- [Stated exercise]: Answer with a single number: the count of lines that hold "title".

::::::

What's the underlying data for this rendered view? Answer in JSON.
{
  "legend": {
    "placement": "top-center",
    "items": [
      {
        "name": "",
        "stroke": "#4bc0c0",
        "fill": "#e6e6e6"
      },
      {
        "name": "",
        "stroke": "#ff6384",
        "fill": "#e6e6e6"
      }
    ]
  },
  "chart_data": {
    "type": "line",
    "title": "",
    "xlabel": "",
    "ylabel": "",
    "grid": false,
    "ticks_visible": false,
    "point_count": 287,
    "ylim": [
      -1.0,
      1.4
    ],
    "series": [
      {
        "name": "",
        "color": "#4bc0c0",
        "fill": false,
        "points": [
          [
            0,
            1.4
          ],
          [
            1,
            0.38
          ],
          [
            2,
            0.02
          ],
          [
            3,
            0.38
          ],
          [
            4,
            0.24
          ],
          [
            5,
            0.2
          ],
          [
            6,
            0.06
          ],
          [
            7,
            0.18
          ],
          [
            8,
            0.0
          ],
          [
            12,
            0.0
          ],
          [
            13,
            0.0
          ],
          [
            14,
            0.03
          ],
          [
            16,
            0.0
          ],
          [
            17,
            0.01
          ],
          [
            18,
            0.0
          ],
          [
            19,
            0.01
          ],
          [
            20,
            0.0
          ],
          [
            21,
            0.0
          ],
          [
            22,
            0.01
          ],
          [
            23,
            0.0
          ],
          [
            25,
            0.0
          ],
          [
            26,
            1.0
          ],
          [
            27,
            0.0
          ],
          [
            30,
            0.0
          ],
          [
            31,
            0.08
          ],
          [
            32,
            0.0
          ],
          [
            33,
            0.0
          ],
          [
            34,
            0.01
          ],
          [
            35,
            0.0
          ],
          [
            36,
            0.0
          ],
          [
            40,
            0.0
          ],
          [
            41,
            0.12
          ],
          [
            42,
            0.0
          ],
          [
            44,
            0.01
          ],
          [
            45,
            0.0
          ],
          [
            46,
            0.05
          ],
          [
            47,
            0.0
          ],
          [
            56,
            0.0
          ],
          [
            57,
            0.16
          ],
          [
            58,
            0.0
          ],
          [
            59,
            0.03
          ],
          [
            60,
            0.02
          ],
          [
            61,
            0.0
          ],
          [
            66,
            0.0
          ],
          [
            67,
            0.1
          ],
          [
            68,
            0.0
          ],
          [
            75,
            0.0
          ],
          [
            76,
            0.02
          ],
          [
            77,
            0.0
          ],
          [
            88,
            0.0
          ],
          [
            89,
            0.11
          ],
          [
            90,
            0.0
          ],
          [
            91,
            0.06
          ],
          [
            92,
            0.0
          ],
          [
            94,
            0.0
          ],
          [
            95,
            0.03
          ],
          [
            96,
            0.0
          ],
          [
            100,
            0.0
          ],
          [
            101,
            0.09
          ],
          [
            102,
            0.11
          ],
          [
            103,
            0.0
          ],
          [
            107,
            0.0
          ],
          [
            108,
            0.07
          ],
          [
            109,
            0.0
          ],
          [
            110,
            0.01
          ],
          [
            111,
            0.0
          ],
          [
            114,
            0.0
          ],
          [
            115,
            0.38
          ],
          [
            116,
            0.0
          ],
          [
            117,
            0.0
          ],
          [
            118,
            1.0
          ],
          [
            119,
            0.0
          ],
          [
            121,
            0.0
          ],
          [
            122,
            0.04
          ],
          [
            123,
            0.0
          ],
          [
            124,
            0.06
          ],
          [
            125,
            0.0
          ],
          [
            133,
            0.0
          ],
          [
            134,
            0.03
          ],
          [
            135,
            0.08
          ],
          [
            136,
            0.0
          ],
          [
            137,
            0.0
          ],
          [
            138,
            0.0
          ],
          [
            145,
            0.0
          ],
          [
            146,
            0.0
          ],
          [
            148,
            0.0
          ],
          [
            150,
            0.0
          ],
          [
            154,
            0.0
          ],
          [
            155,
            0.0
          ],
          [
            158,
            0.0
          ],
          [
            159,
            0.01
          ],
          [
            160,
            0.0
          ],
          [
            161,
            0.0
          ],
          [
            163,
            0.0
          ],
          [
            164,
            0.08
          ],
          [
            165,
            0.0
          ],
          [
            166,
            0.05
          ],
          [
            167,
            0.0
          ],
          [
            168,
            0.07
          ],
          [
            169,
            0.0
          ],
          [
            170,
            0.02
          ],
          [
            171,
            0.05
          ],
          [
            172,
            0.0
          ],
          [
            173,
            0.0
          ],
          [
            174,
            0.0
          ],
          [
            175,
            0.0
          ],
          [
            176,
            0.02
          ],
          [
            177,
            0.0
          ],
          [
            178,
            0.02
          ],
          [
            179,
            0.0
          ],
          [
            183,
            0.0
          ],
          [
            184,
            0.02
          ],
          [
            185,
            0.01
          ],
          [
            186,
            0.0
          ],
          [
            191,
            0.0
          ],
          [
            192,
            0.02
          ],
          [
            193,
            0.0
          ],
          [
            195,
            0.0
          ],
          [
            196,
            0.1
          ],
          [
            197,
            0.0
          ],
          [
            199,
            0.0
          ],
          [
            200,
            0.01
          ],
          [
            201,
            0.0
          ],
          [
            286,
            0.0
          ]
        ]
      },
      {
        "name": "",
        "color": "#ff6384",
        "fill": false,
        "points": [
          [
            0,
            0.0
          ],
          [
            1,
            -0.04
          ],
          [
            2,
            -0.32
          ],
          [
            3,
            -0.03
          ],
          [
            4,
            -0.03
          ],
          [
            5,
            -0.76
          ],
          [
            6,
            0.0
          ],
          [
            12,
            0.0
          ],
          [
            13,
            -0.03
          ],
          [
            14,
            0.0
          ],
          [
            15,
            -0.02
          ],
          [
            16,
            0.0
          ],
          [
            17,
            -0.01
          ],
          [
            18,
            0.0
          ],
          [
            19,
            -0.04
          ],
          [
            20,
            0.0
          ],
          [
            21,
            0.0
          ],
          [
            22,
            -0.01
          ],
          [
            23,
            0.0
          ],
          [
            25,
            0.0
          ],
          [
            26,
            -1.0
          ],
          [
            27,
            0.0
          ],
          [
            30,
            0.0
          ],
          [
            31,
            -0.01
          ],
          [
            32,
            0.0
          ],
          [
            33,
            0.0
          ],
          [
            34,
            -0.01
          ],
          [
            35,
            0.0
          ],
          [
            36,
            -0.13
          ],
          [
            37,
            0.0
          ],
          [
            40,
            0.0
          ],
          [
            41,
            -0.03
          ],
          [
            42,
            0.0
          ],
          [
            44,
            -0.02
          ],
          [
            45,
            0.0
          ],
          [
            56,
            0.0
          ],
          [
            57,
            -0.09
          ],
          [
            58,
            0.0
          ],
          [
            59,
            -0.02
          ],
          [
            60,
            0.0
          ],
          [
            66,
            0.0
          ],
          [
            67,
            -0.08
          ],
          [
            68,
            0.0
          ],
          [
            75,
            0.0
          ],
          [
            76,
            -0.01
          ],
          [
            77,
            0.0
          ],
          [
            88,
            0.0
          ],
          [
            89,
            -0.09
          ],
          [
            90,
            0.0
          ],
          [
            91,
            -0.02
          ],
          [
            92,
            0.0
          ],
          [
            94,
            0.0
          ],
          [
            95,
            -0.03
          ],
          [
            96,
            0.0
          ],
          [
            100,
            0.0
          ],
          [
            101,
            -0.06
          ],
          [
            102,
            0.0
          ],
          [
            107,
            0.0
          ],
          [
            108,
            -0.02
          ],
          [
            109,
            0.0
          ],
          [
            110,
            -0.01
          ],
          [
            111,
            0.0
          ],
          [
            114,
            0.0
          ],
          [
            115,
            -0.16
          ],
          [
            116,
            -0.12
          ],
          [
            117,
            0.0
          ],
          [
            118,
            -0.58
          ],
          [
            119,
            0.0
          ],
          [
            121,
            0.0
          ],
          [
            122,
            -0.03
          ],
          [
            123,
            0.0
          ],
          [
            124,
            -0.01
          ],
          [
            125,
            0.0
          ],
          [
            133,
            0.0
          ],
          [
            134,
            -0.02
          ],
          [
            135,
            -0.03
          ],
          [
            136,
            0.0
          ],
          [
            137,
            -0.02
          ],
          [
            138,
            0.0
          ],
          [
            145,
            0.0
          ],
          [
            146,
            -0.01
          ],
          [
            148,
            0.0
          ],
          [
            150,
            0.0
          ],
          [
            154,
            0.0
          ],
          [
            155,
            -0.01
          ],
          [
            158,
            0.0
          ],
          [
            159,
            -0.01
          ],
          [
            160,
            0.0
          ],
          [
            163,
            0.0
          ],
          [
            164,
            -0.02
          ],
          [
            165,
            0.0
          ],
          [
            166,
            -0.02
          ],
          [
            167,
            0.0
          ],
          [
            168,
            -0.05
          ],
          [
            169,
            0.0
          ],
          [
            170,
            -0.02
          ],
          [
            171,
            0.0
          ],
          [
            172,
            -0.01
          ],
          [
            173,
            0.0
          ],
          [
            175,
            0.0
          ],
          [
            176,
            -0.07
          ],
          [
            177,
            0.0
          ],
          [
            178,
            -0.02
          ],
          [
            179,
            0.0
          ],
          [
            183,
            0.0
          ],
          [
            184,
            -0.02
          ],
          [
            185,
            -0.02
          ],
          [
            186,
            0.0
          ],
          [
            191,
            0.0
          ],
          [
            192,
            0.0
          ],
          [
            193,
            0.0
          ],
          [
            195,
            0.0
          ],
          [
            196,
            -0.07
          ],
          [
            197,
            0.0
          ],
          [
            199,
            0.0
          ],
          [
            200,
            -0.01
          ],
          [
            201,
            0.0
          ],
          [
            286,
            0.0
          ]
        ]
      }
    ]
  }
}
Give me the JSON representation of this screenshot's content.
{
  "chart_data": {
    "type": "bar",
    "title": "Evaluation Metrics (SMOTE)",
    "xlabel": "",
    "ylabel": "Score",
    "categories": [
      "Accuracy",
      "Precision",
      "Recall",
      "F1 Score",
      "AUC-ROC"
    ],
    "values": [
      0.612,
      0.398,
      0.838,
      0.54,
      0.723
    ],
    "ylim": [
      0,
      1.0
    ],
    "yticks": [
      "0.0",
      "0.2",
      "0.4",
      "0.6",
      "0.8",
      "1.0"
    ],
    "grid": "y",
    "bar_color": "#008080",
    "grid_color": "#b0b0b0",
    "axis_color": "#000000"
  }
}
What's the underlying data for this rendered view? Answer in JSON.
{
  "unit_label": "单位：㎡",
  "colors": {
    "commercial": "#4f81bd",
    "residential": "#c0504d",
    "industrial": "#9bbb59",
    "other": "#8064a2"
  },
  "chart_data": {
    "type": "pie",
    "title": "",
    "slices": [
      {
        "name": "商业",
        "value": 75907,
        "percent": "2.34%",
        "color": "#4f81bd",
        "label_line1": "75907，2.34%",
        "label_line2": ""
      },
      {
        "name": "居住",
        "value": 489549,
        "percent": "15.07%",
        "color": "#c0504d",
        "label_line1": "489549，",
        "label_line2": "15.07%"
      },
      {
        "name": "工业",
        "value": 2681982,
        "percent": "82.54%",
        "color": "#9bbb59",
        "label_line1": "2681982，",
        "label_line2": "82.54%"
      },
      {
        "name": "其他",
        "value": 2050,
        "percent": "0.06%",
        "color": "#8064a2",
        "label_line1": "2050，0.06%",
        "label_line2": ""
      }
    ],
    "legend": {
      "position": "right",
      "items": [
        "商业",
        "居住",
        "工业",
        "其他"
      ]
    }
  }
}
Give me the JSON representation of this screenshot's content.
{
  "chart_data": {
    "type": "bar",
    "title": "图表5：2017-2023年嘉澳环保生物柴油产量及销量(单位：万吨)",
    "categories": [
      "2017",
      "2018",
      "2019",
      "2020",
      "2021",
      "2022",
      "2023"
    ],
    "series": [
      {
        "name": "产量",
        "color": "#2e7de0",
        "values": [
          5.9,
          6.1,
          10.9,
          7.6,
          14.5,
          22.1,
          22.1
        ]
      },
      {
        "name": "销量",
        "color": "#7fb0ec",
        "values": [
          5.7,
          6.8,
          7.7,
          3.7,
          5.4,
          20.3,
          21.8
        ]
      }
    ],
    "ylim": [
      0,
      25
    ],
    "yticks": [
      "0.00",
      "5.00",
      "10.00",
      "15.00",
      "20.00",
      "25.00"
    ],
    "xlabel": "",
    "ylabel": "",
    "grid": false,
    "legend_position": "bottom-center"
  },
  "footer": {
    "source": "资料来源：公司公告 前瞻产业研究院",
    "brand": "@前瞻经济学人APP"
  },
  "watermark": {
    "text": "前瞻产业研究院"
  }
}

::::::

- [Written answer]: 4